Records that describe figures
Begin

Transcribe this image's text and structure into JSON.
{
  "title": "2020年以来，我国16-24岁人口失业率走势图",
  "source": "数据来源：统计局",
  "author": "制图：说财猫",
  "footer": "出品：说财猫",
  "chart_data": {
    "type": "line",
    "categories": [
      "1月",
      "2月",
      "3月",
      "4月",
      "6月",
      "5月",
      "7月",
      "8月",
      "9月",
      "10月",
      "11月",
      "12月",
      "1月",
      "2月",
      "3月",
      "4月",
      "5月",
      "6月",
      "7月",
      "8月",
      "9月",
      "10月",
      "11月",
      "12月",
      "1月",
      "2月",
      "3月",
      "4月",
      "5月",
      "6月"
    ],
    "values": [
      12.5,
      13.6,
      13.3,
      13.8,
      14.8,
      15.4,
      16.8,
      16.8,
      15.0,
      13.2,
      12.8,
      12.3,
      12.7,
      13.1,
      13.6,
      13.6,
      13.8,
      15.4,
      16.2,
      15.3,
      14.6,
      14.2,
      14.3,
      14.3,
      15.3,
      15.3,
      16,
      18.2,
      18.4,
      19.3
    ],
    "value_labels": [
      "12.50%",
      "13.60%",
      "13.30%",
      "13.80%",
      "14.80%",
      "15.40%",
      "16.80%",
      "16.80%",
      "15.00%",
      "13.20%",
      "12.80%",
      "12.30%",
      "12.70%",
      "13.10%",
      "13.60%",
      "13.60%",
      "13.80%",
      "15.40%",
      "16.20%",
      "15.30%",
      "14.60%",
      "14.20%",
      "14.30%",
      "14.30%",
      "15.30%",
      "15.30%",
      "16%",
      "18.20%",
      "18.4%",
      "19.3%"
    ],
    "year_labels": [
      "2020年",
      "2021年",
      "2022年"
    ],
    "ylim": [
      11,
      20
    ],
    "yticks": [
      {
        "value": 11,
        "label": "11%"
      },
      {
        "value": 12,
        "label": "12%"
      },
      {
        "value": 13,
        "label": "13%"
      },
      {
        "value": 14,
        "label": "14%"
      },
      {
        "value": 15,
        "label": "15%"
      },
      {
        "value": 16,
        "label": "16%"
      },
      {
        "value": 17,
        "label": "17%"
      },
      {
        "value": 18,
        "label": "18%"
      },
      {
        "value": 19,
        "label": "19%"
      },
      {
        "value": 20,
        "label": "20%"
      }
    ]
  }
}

End

**WORK TO DO**
Each line above must be printed exactly as it appears.

**WORKED SOLUTION**
Transcribe this image's text and structure into JSON.
{
  "title": "2020年以来，我国16-24岁人口失业率走势图",
  "source": "数据来源：统计局",
  "author": "制图：说财猫",
  "footer": "出品：说财猫",
  "chart_data": {
    "type": "line",
    "categories": [
      "1月",
      "2月",
      "3月",
      "4月",
      "6月",
      "5月",
      "7月",
      "8月",
      "9月",
      "10月",
      "11月",
      "12月",
      "1月",
      "2月",
      "3月",
      "4月",
      "5月",
      "6月",
      "7月",
      "8月",
      "9月",
      "10月",
      "11月",
      "12月",
      "1月",
      "2月",
      "3月",
      "4月",
      "5月",
      "6月"
    ],
    "values": [
      12.5,
      13.6,
      13.3,
      13.8,
      14.8,
      15.4,
      16.8,
      16.8,
      15.0,
      13.2,
      12.8,
      12.3,
      12.7,
      13.1,
      13.6,
      13.6,
      13.8,
      15.4,
      16.2,
      15.3,
      14.6,
      14.2,
      14.3,
      14.3,
      15.3,
      15.3,
      16,
      18.2,
      18.4,
      19.3
    ],
    "value_labels": [
      "12.50%",
      "13.60%",
      "13.30%",
      "13.80%",
      "14.80%",
      "15.40%",
      "16.80%",
      "16.80%",
      "15.00%",
      "13.20%",
      "12.80%",
      "12.30%",
      "12.70%",
      "13.10%",
      "13.60%",
      "13.60%",
      "13.80%",
      "15.40%",
      "16.20%",
      "15.30%",
      "14.60%",
      "14.20%",
      "14.30%",
      "14.30%",
      "15.30%",
      "15.30%",
      "16%",
      "18.20%",
      "18.4%",
      "19.3%"
    ],
    "year_labels": [
      "2020年",
      "2021年",
      "2022年"
    ],
    "ylim": [
      11,
      20
    ],
    "yticks": [
      {
        "value": 11,
        "label": "11%"
      },
      {
        "value": 12,
        "label": "12%"
      },
      {
        "value": 13,
        "label": "13%"
      },
      {
        "value": 14,
        "label": "14%"
      },
      {
        "value": 15,
        "label": "15%"
      },
      {
        "value": 16,
        "label": "16%"
      },
      {
        "value": 17,
        "label": "17%"
      },
      {
        "value": 18,
        "label": "18%"
      },
      {
        "value": 19,
        "label": "19%"
      },
      {
        "value": 20,
        "label": "20%"
      }
    ]
  }
}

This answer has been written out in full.